Aim of the exercise:
Examine the entries and show every line in which the word "siehe" is found.

Exercise data:

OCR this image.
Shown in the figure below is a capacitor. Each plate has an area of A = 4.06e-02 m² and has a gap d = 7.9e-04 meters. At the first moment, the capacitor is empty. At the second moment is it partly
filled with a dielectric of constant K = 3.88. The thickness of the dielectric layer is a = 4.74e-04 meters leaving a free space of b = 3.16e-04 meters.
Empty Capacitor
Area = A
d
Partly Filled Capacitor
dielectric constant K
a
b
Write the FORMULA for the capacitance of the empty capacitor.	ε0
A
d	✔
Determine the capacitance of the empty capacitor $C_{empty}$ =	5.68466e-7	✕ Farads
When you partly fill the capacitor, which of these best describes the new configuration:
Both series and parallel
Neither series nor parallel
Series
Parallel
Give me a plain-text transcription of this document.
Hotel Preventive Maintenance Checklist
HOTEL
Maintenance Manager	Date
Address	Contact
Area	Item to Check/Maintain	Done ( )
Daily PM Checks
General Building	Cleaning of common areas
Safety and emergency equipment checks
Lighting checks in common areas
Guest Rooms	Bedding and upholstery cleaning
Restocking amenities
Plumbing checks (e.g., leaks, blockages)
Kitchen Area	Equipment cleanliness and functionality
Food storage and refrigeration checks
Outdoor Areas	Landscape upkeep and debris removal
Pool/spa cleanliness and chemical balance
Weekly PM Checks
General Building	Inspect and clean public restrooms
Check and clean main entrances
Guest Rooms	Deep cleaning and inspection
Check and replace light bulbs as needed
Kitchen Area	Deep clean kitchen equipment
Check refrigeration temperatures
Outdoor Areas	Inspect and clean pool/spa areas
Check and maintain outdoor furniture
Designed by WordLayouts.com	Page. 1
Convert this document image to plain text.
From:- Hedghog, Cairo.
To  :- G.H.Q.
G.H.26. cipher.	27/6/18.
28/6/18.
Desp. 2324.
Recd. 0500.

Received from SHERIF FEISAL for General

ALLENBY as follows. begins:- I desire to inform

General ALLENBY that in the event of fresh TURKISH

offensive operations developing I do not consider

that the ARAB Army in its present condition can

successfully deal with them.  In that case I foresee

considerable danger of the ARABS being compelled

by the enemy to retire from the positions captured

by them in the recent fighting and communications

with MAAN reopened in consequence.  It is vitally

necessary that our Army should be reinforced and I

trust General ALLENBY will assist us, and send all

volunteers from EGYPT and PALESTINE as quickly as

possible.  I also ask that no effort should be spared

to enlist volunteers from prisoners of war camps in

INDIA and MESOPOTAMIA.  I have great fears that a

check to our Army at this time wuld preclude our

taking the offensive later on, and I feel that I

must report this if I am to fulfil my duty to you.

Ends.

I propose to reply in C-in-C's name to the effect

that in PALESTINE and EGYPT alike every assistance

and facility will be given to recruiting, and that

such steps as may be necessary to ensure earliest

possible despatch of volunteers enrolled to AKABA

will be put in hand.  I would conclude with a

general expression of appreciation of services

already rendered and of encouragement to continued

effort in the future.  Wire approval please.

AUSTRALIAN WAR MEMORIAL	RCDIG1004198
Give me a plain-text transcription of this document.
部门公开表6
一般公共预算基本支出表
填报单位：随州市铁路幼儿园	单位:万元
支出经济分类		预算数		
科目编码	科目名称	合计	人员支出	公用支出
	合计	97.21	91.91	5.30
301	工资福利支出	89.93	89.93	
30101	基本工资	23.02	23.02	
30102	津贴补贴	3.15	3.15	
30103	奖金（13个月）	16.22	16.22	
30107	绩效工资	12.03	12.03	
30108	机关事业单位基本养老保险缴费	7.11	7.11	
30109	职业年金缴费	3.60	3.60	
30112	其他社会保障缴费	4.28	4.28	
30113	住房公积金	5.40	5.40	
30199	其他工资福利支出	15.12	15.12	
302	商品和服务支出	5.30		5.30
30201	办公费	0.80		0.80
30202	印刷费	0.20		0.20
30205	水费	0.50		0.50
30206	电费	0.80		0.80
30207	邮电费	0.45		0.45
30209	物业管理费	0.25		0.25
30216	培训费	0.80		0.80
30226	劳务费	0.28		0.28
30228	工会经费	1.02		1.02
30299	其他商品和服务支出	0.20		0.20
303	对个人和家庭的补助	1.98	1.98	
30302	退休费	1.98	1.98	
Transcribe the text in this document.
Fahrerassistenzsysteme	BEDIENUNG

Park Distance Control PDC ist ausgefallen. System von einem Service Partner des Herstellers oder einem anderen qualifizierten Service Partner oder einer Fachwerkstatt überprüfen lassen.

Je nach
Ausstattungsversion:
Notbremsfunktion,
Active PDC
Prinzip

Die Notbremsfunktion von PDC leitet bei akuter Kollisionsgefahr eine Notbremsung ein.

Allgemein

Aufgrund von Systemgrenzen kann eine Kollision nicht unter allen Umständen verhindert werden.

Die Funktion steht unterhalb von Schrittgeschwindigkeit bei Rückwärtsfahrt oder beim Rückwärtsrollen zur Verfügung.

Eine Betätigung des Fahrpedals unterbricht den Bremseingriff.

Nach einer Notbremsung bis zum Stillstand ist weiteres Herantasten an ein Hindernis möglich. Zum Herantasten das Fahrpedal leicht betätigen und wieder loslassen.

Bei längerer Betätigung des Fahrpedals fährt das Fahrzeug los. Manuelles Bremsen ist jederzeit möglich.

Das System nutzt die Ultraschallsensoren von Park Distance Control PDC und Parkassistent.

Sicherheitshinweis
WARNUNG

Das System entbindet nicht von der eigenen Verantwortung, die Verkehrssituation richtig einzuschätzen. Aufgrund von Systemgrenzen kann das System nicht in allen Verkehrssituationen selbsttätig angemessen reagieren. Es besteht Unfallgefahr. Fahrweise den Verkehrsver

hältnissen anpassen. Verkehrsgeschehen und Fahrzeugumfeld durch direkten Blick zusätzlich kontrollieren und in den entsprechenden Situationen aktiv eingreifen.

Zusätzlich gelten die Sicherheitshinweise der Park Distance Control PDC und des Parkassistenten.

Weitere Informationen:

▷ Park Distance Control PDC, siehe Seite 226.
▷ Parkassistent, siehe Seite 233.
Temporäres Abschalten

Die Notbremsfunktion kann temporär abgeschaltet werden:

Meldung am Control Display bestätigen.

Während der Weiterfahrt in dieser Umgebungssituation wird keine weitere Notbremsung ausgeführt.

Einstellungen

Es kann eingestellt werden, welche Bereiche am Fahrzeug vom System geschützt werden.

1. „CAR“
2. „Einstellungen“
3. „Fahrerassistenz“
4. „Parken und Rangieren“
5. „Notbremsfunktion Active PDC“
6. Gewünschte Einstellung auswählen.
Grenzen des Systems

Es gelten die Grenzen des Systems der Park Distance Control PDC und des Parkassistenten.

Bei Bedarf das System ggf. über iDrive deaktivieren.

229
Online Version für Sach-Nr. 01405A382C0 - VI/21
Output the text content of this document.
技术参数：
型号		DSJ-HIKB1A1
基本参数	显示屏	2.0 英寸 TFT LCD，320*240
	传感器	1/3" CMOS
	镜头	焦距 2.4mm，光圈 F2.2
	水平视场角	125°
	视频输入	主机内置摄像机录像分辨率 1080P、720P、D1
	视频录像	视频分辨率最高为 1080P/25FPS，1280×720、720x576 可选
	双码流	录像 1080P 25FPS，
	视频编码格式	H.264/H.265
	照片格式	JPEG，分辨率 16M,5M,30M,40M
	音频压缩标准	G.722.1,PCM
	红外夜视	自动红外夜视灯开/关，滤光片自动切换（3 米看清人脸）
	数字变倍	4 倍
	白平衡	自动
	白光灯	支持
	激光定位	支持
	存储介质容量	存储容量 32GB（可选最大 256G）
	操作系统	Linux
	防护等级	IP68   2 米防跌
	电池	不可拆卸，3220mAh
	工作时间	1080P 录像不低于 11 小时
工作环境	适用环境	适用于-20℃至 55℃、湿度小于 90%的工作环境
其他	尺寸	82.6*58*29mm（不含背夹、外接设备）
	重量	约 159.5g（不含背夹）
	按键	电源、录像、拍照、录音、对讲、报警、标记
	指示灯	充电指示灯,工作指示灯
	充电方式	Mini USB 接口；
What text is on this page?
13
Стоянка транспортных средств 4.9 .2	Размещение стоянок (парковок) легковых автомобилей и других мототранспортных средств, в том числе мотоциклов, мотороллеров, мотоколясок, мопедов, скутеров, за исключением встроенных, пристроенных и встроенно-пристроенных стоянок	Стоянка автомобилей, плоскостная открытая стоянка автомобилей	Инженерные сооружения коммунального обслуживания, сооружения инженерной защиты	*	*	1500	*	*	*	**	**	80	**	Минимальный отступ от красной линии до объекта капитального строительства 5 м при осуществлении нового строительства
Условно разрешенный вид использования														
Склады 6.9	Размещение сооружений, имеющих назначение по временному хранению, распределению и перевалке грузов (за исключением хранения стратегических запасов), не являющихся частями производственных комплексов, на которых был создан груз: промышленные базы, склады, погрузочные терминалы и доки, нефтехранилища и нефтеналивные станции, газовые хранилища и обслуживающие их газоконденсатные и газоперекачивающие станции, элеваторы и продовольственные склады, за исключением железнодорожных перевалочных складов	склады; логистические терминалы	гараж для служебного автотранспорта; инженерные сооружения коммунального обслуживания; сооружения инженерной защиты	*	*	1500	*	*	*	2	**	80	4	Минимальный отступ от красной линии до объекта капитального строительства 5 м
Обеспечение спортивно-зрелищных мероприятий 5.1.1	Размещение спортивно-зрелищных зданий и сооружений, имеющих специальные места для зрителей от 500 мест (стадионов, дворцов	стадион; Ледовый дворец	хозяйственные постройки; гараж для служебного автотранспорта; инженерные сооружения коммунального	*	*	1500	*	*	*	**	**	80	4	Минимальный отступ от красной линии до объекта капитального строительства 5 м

Response:
▷ Park Distance Control PDC, siehe Seite 226.
▷ Parkassistent, siehe Seite 233.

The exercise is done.